Quote the whole listing word for word, please.

--- START Task material ---

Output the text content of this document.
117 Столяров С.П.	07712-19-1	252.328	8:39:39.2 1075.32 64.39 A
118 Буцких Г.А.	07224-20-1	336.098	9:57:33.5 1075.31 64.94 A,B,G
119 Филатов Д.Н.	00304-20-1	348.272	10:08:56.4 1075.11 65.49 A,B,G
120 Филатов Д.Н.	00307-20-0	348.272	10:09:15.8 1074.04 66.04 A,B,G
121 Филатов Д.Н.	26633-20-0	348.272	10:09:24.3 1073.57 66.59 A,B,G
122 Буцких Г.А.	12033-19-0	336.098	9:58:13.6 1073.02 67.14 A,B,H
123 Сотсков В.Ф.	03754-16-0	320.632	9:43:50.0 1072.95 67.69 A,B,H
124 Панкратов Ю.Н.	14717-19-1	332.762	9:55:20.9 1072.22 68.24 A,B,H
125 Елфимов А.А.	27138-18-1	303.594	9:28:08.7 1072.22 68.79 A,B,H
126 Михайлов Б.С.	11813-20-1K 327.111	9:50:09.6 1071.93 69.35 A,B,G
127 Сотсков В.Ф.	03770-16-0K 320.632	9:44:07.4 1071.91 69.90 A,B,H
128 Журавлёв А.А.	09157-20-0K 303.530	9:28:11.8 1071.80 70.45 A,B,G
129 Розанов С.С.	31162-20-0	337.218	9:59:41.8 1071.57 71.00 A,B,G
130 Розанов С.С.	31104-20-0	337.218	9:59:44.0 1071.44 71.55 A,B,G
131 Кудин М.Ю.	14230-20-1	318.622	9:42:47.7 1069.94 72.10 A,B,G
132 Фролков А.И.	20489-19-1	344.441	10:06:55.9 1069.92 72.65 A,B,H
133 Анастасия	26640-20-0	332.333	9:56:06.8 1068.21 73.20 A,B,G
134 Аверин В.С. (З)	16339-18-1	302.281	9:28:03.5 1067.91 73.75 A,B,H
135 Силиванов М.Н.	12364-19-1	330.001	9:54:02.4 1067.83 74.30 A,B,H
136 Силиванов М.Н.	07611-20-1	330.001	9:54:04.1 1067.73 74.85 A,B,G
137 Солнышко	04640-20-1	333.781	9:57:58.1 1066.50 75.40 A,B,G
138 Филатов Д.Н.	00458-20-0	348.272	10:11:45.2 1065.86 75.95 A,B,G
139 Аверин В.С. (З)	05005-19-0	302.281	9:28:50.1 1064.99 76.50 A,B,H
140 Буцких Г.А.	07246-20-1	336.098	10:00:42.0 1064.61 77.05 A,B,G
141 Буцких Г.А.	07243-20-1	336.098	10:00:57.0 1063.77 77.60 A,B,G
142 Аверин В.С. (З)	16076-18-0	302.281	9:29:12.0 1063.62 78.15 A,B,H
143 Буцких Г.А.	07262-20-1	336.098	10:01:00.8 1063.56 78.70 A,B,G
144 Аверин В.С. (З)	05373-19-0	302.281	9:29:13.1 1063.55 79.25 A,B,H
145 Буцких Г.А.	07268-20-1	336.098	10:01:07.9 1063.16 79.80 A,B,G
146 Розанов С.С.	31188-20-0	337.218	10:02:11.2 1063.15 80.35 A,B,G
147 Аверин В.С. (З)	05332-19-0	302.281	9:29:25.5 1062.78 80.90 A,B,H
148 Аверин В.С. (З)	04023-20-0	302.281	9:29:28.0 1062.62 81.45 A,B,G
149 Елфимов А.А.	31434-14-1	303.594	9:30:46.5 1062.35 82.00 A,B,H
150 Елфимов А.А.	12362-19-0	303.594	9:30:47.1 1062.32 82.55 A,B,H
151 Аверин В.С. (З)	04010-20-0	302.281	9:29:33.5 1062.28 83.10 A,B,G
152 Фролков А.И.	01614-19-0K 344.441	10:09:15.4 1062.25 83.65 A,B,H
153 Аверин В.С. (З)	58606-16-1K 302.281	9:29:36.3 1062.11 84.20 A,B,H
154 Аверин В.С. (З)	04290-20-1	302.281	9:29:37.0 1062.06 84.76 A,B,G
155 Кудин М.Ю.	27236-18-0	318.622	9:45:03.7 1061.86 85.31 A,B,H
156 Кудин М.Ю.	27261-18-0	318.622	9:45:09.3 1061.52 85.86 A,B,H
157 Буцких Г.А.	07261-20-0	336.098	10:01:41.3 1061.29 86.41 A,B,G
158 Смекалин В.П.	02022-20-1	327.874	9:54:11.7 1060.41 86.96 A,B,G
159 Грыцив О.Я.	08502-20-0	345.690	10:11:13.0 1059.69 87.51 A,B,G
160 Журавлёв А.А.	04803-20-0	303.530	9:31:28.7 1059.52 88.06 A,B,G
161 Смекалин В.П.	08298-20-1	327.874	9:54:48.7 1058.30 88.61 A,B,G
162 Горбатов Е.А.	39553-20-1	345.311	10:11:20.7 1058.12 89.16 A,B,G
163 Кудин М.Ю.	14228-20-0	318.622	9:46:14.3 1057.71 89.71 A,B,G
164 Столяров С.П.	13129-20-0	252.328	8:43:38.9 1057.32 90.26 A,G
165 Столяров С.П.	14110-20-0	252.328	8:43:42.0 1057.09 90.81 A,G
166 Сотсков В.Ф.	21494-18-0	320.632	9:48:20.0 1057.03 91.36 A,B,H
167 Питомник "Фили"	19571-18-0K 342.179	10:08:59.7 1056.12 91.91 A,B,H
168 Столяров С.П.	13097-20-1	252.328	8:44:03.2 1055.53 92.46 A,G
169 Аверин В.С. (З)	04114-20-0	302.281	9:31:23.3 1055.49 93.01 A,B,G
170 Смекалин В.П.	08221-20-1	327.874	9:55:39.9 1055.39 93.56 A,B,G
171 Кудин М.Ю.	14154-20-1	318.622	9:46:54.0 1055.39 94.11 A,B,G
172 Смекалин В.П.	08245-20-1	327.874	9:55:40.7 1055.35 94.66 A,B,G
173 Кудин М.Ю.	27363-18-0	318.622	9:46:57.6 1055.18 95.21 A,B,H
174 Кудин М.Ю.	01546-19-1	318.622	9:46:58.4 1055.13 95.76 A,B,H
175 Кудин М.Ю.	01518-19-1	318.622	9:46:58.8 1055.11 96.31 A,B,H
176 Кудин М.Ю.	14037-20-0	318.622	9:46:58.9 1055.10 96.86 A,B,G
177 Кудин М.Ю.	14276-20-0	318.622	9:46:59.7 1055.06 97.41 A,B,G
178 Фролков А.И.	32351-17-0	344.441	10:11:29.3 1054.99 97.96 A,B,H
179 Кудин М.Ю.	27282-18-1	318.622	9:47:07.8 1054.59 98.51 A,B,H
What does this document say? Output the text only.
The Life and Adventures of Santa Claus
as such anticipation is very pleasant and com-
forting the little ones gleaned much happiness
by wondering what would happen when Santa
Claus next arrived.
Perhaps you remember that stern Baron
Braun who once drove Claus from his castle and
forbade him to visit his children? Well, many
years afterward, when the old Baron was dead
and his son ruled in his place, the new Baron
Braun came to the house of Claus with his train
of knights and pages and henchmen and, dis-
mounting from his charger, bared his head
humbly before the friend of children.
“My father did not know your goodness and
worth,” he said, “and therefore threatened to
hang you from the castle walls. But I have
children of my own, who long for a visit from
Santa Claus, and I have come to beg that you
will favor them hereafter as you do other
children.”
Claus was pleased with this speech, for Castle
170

--- END Task material ---

**Solution to the exercise:**
Output the text content of this document.
117 Столяров С.П.	07712-19-1	252.328	8:39:39.2 1075.32 64.39 A
118 Буцких Г.А.	07224-20-1	336.098	9:57:33.5 1075.31 64.94 A,B,G
119 Филатов Д.Н.	00304-20-1	348.272	10:08:56.4 1075.11 65.49 A,B,G
120 Филатов Д.Н.	00307-20-0	348.272	10:09:15.8 1074.04 66.04 A,B,G
121 Филатов Д.Н.	26633-20-0	348.272	10:09:24.3 1073.57 66.59 A,B,G
122 Буцких Г.А.	12033-19-0	336.098	9:58:13.6 1073.02 67.14 A,B,H
123 Сотсков В.Ф.	03754-16-0	320.632	9:43:50.0 1072.95 67.69 A,B,H
124 Панкратов Ю.Н.	14717-19-1	332.762	9:55:20.9 1072.22 68.24 A,B,H
125 Елфимов А.А.	27138-18-1	303.594	9:28:08.7 1072.22 68.79 A,B,H
126 Михайлов Б.С.	11813-20-1K 327.111	9:50:09.6 1071.93 69.35 A,B,G
127 Сотсков В.Ф.	03770-16-0K 320.632	9:44:07.4 1071.91 69.90 A,B,H
128 Журавлёв А.А.	09157-20-0K 303.530	9:28:11.8 1071.80 70.45 A,B,G
129 Розанов С.С.	31162-20-0	337.218	9:59:41.8 1071.57 71.00 A,B,G
130 Розанов С.С.	31104-20-0	337.218	9:59:44.0 1071.44 71.55 A,B,G
131 Кудин М.Ю.	14230-20-1	318.622	9:42:47.7 1069.94 72.10 A,B,G
132 Фролков А.И.	20489-19-1	344.441	10:06:55.9 1069.92 72.65 A,B,H
133 Анастасия	26640-20-0	332.333	9:56:06.8 1068.21 73.20 A,B,G
134 Аверин В.С. (З)	16339-18-1	302.281	9:28:03.5 1067.91 73.75 A,B,H
135 Силиванов М.Н.	12364-19-1	330.001	9:54:02.4 1067.83 74.30 A,B,H
136 Силиванов М.Н.	07611-20-1	330.001	9:54:04.1 1067.73 74.85 A,B,G
137 Солнышко	04640-20-1	333.781	9:57:58.1 1066.50 75.40 A,B,G
138 Филатов Д.Н.	00458-20-0	348.272	10:11:45.2 1065.86 75.95 A,B,G
139 Аверин В.С. (З)	05005-19-0	302.281	9:28:50.1 1064.99 76.50 A,B,H
140 Буцких Г.А.	07246-20-1	336.098	10:00:42.0 1064.61 77.05 A,B,G
141 Буцких Г.А.	07243-20-1	336.098	10:00:57.0 1063.77 77.60 A,B,G
142 Аверин В.С. (З)	16076-18-0	302.281	9:29:12.0 1063.62 78.15 A,B,H
143 Буцких Г.А.	07262-20-1	336.098	10:01:00.8 1063.56 78.70 A,B,G
144 Аверин В.С. (З)	05373-19-0	302.281	9:29:13.1 1063.55 79.25 A,B,H
145 Буцких Г.А.	07268-20-1	336.098	10:01:07.9 1063.16 79.80 A,B,G
146 Розанов С.С.	31188-20-0	337.218	10:02:11.2 1063.15 80.35 A,B,G
147 Аверин В.С. (З)	05332-19-0	302.281	9:29:25.5 1062.78 80.90 A,B,H
148 Аверин В.С. (З)	04023-20-0	302.281	9:29:28.0 1062.62 81.45 A,B,G
149 Елфимов А.А.	31434-14-1	303.594	9:30:46.5 1062.35 82.00 A,B,H
150 Елфимов А.А.	12362-19-0	303.594	9:30:47.1 1062.32 82.55 A,B,H
151 Аверин В.С. (З)	04010-20-0	302.281	9:29:33.5 1062.28 83.10 A,B,G
152 Фролков А.И.	01614-19-0K 344.441	10:09:15.4 1062.25 83.65 A,B,H
153 Аверин В.С. (З)	58606-16-1K 302.281	9:29:36.3 1062.11 84.20 A,B,H
154 Аверин В.С. (З)	04290-20-1	302.281	9:29:37.0 1062.06 84.76 A,B,G
155 Кудин М.Ю.	27236-18-0	318.622	9:45:03.7 1061.86 85.31 A,B,H
156 Кудин М.Ю.	27261-18-0	318.622	9:45:09.3 1061.52 85.86 A,B,H
157 Буцких Г.А.	07261-20-0	336.098	10:01:41.3 1061.29 86.41 A,B,G
158 Смекалин В.П.	02022-20-1	327.874	9:54:11.7 1060.41 86.96 A,B,G
159 Грыцив О.Я.	08502-20-0	345.690	10:11:13.0 1059.69 87.51 A,B,G
160 Журавлёв А.А.	04803-20-0	303.530	9:31:28.7 1059.52 88.06 A,B,G
161 Смекалин В.П.	08298-20-1	327.874	9:54:48.7 1058.30 88.61 A,B,G
162 Горбатов Е.А.	39553-20-1	345.311	10:11:20.7 1058.12 89.16 A,B,G
163 Кудин М.Ю.	14228-20-0	318.622	9:46:14.3 1057.71 89.71 A,B,G
164 Столяров С.П.	13129-20-0	252.328	8:43:38.9 1057.32 90.26 A,G
165 Столяров С.П.	14110-20-0	252.328	8:43:42.0 1057.09 90.81 A,G
166 Сотсков В.Ф.	21494-18-0	320.632	9:48:20.0 1057.03 91.36 A,B,H
167 Питомник "Фили"	19571-18-0K 342.179	10:08:59.7 1056.12 91.91 A,B,H
168 Столяров С.П.	13097-20-1	252.328	8:44:03.2 1055.53 92.46 A,G
169 Аверин В.С. (З)	04114-20-0	302.281	9:31:23.3 1055.49 93.01 A,B,G
170 Смекалин В.П.	08221-20-1	327.874	9:55:39.9 1055.39 93.56 A,B,G
171 Кудин М.Ю.	14154-20-1	318.622	9:46:54.0 1055.39 94.11 A,B,G
172 Смекалин В.П.	08245-20-1	327.874	9:55:40.7 1055.35 94.66 A,B,G
173 Кудин М.Ю.	27363-18-0	318.622	9:46:57.6 1055.18 95.21 A,B,H
174 Кудин М.Ю.	01546-19-1	318.622	9:46:58.4 1055.13 95.76 A,B,H
175 Кудин М.Ю.	01518-19-1	318.622	9:46:58.8 1055.11 96.31 A,B,H
176 Кудин М.Ю.	14037-20-0	318.622	9:46:58.9 1055.10 96.86 A,B,G
177 Кудин М.Ю.	14276-20-0	318.622	9:46:59.7 1055.06 97.41 A,B,G
178 Фролков А.И.	32351-17-0	344.441	10:11:29.3 1054.99 97.96 A,B,H
179 Кудин М.Ю.	27282-18-1	318.622	9:47:07.8 1054.59 98.51 A,B,H
What does this document say? Output the text only.
The Life and Adventures of Santa Claus
as such anticipation is very pleasant and com-
forting the little ones gleaned much happiness
by wondering what would happen when Santa
Claus next arrived.
Perhaps you remember that stern Baron
Braun who once drove Claus from his castle and
forbade him to visit his children? Well, many
years afterward, when the old Baron was dead
and his son ruled in his place, the new Baron
Braun came to the house of Claus with his train
of knights and pages and henchmen and, dis-
mounting from his charger, bared his head
humbly before the friend of children.
“My father did not know your goodness and
worth,” he said, “and therefore threatened to
hang you from the castle walls. But I have
children of my own, who long for a visit from
Santa Claus, and I have come to beg that you
will favor them hereafter as you do other
children.”
Claus was pleased with this speech, for Castle
170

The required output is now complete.